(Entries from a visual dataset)
☆ ☆ ☆ ☆ ☆

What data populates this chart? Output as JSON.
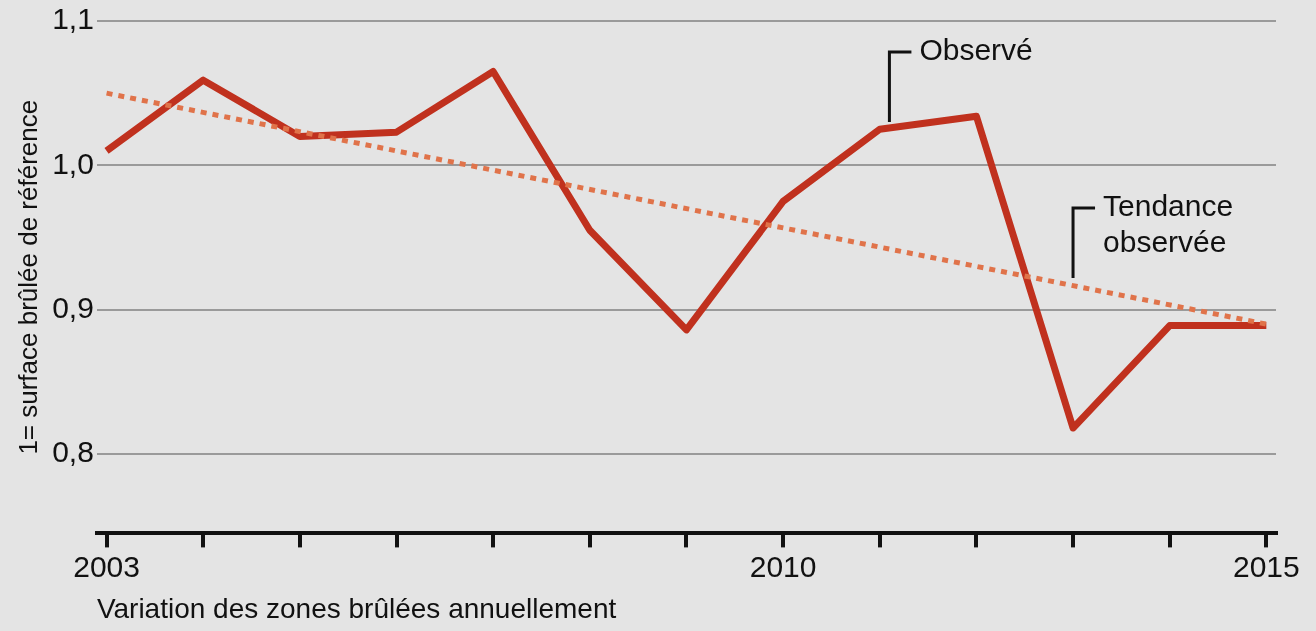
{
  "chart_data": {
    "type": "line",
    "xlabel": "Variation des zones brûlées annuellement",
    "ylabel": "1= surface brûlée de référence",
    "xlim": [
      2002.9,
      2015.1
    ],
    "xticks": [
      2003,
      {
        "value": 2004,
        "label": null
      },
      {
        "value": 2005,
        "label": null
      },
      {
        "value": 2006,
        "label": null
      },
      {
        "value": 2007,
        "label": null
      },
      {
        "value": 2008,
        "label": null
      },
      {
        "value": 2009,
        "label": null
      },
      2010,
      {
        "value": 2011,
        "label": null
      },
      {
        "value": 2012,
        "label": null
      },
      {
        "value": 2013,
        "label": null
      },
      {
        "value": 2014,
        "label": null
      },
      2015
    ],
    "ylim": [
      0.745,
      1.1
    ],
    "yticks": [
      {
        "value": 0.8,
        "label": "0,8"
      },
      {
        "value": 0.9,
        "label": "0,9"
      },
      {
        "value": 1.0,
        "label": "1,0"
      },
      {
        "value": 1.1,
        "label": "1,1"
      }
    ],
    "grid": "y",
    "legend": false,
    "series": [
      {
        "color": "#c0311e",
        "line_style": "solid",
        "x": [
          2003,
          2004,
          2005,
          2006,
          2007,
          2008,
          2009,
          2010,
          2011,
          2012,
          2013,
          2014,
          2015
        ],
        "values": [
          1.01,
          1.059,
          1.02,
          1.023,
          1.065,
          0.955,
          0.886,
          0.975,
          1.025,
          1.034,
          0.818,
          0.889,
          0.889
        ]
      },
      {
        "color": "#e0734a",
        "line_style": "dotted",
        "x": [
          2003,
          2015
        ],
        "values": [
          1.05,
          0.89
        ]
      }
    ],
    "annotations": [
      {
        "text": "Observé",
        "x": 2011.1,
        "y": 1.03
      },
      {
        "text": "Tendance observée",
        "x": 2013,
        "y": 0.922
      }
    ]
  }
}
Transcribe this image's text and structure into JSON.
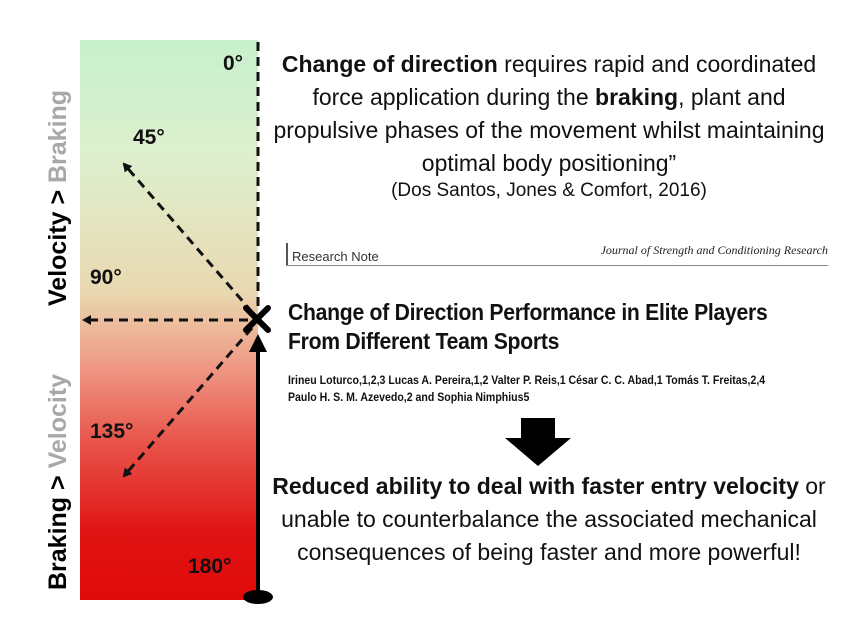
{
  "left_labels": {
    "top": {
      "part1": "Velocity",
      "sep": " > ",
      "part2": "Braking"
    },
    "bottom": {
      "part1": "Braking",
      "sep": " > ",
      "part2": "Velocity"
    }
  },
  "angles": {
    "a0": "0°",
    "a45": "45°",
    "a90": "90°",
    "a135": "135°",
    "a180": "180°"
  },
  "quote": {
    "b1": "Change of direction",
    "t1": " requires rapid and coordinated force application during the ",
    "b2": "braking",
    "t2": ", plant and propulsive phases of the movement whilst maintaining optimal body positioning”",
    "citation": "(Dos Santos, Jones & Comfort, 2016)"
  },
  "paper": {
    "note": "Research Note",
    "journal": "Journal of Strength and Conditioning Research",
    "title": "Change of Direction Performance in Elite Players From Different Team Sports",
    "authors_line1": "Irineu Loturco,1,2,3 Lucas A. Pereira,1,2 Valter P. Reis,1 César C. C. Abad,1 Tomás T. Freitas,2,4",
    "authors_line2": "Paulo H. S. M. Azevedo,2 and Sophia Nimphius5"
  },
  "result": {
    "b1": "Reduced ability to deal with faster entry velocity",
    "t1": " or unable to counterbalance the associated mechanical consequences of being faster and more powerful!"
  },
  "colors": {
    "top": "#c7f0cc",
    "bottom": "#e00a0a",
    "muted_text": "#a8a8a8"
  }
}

☆ ☆ ☆ ☆ ☆

> [DO THIS]
Repeat all of the data above word for word, minus the pictures.

> [PROBLEM SOLUTION]
What data populates this chart? Output as JSON.
{
  "chart_data": {
    "type": "line",
    "xlabel": "Variation des zones brûlées annuellement",
    "ylabel": "1= surface brûlée de référence",
    "xlim": [
      2002.9,
      2015.1
    ],
    "xticks": [
      2003,
      {
        "value": 2004,
        "label": null
      },
      {
        "value": 2005,
        "label": null
      },
      {
        "value": 2006,
        "label": null
      },
      {
        "value": 2007,
        "label": null
      },
      {
        "value": 2008,
        "label": null
      },
      {
        "value": 2009,
        "label": null
      },
      2010,
      {
        "value": 2011,
        "label": null
      },
      {
        "value": 2012,
        "label": null
      },
      {
        "value": 2013,
        "label": null
      },
      {
        "value": 2014,
        "label": null
      },
      2015
    ],
    "ylim": [
      0.745,
      1.1
    ],
    "yticks": [
      {
        "value": 0.8,
        "label": "0,8"
      },
      {
        "value": 0.9,
        "label": "0,9"
      },
      {
        "value": 1.0,
        "label": "1,0"
      },
      {
        "value": 1.1,
        "label": "1,1"
      }
    ],
    "grid": "y",
    "legend": false,
    "series": [
      {
        "color": "#c0311e",
        "line_style": "solid",
        "x": [
          2003,
          2004,
          2005,
          2006,
          2007,
          2008,
          2009,
          2010,
          2011,
          2012,
          2013,
          2014,
          2015
        ],
        "values": [
          1.01,
          1.059,
          1.02,
          1.023,
          1.065,
          0.955,
          0.886,
          0.975,
          1.025,
          1.034,
          0.818,
          0.889,
          0.889
        ]
      },
      {
        "color": "#e0734a",
        "line_style": "dotted",
        "x": [
          2003,
          2015
        ],
        "values": [
          1.05,
          0.89
        ]
      }
    ],
    "annotations": [
      {
        "text": "Observé",
        "x": 2011.1,
        "y": 1.03
      },
      {
        "text": "Tendance observée",
        "x": 2013,
        "y": 0.922
      }
    ]
  }
}
Transcribe this image's text and structure into JSON.
{
  "left_labels": {
    "top": {
      "part1": "Velocity",
      "sep": " > ",
      "part2": "Braking"
    },
    "bottom": {
      "part1": "Braking",
      "sep": " > ",
      "part2": "Velocity"
    }
  },
  "angles": {
    "a0": "0°",
    "a45": "45°",
    "a90": "90°",
    "a135": "135°",
    "a180": "180°"
  },
  "quote": {
    "b1": "Change of direction",
    "t1": " requires rapid and coordinated force application during the ",
    "b2": "braking",
    "t2": ", plant and propulsive phases of the movement whilst maintaining optimal body positioning”",
    "citation": "(Dos Santos, Jones & Comfort, 2016)"
  },
  "paper": {
    "note": "Research Note",
    "journal": "Journal of Strength and Conditioning Research",
    "title": "Change of Direction Performance in Elite Players From Different Team Sports",
    "authors_line1": "Irineu Loturco,1,2,3 Lucas A. Pereira,1,2 Valter P. Reis,1 César C. C. Abad,1 Tomás T. Freitas,2,4",
    "authors_line2": "Paulo H. S. M. Azevedo,2 and Sophia Nimphius5"
  },
  "result": {
    "b1": "Reduced ability to deal with faster entry velocity",
    "t1": " or unable to counterbalance the associated mechanical consequences of being faster and more powerful!"
  },
  "colors": {
    "top": "#c7f0cc",
    "bottom": "#e00a0a",
    "muted_text": "#a8a8a8"
  }
}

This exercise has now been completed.